What is being asked:
Filter the data below for the string "tozalash" and copy each matching line.

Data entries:

........

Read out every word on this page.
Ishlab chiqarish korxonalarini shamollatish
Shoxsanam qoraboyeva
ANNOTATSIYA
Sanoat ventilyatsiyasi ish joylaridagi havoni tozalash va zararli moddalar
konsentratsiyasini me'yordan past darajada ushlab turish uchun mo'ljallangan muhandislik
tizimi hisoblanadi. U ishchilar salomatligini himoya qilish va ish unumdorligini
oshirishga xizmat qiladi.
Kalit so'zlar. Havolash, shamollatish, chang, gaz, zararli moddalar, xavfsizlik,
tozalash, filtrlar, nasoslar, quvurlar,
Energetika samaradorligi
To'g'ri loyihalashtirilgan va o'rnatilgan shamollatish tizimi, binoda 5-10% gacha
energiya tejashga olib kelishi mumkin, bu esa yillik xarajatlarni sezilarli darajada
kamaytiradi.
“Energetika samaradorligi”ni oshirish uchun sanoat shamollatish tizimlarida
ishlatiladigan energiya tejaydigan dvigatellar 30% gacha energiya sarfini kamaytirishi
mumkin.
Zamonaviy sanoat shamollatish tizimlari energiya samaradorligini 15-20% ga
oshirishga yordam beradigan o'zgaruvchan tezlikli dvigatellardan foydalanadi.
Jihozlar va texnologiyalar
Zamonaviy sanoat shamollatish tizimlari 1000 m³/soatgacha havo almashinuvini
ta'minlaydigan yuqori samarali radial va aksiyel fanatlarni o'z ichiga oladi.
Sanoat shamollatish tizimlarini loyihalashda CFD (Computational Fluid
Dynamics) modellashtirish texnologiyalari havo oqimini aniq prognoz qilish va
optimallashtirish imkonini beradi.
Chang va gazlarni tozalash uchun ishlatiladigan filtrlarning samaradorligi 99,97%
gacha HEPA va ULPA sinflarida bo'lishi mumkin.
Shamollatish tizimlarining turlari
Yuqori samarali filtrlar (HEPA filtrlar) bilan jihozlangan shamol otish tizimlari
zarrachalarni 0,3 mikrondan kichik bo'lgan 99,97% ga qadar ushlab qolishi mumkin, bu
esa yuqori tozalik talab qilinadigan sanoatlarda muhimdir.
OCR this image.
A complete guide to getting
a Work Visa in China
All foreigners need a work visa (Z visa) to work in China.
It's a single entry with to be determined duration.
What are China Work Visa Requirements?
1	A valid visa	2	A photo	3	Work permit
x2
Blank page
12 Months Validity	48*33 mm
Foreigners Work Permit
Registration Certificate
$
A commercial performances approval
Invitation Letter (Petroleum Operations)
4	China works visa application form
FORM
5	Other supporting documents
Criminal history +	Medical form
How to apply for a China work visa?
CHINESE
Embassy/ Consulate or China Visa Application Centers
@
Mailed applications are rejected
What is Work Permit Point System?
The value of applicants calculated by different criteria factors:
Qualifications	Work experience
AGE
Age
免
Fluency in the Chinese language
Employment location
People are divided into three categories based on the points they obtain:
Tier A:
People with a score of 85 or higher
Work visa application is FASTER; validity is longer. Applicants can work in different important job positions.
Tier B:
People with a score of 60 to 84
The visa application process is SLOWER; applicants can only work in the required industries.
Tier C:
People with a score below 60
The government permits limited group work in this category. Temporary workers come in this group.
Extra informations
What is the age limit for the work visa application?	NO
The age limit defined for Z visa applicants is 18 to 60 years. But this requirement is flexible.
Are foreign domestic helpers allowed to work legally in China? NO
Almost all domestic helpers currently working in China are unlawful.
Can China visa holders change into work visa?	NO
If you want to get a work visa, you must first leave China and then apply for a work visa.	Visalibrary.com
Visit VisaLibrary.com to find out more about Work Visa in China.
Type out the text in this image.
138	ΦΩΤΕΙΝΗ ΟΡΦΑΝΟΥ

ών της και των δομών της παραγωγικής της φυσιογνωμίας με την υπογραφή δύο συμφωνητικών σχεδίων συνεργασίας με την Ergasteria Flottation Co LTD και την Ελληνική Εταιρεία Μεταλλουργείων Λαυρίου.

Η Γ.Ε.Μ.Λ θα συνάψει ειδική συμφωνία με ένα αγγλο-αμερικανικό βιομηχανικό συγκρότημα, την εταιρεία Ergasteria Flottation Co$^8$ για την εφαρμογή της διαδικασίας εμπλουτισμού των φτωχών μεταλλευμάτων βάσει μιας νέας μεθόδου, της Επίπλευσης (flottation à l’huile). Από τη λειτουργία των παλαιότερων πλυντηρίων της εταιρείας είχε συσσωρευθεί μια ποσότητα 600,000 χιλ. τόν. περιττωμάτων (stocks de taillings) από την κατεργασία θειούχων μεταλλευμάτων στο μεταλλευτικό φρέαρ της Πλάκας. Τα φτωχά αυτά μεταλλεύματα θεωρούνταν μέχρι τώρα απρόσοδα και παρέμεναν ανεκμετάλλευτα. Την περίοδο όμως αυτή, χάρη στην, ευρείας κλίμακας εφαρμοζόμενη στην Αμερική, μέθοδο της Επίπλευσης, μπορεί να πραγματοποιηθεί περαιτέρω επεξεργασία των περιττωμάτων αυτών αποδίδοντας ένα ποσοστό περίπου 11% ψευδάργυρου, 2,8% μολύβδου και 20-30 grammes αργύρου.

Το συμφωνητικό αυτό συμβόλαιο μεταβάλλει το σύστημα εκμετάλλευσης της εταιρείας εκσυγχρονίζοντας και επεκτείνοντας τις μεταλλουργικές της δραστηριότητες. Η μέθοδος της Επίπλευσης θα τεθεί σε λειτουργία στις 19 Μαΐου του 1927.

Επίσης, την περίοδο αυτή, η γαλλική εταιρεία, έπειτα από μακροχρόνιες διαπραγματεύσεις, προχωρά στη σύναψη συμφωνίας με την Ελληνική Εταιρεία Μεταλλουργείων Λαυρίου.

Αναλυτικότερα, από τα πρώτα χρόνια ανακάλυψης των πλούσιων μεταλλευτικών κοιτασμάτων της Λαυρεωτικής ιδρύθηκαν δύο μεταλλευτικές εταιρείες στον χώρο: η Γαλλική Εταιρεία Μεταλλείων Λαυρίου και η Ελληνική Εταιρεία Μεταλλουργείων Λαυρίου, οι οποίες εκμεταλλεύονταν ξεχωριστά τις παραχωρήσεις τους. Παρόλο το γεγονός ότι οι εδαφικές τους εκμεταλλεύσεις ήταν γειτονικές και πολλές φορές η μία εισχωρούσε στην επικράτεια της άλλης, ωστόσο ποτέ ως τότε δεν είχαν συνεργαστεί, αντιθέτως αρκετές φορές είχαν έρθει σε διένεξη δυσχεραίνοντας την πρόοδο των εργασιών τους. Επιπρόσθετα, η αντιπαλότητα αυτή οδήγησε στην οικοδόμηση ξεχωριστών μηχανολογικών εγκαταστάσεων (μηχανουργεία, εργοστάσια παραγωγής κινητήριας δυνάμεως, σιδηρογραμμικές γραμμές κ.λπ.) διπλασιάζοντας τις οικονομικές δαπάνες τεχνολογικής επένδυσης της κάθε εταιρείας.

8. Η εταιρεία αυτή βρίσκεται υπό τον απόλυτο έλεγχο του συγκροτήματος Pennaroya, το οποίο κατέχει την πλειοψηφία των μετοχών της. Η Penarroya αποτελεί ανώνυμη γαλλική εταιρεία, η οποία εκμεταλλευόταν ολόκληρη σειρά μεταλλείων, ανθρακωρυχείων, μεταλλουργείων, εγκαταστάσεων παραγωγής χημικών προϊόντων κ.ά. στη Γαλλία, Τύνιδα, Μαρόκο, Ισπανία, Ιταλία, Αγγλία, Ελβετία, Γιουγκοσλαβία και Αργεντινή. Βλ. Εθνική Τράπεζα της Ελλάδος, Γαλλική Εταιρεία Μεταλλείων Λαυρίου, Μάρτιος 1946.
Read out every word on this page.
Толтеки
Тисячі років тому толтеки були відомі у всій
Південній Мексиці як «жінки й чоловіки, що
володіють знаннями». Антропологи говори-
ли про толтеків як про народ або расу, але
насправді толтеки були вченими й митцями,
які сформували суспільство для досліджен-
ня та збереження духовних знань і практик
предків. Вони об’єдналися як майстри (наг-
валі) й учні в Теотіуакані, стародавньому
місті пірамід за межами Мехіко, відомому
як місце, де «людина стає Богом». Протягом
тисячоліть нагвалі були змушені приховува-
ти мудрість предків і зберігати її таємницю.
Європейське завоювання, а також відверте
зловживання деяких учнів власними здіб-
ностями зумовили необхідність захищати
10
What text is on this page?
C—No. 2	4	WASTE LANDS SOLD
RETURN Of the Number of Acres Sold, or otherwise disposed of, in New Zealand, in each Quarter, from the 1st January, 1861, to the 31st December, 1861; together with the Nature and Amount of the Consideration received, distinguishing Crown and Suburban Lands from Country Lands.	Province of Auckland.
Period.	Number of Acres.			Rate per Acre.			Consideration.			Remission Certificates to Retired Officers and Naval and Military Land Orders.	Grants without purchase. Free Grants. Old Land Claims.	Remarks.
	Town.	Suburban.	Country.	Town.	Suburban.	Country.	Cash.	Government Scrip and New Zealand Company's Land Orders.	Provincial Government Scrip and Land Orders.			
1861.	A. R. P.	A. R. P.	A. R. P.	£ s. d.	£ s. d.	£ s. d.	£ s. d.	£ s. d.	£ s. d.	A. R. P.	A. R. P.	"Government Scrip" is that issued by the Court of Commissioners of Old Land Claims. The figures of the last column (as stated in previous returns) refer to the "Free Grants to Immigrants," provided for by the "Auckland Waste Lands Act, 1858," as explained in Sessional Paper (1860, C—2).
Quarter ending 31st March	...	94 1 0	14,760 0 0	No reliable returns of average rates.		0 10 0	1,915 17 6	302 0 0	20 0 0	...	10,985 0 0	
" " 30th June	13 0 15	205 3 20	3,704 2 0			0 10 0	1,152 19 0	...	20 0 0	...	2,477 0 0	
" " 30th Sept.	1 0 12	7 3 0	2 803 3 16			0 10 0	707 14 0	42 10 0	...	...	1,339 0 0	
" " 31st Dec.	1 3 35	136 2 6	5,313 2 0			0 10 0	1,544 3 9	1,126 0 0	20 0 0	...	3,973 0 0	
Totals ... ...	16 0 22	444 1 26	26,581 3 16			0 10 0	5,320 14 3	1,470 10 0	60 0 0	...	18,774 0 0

........

Solution for this task:
Sanoat ventilyatsiyasi ish joylaridagi havoni tozalash va zararli moddalar
tozalash, filtrlar, nasoslar, quvurlar,
Chang va gazlarni tozalash uchun ishlatiladigan filtrlarning samaradorligi 99,97%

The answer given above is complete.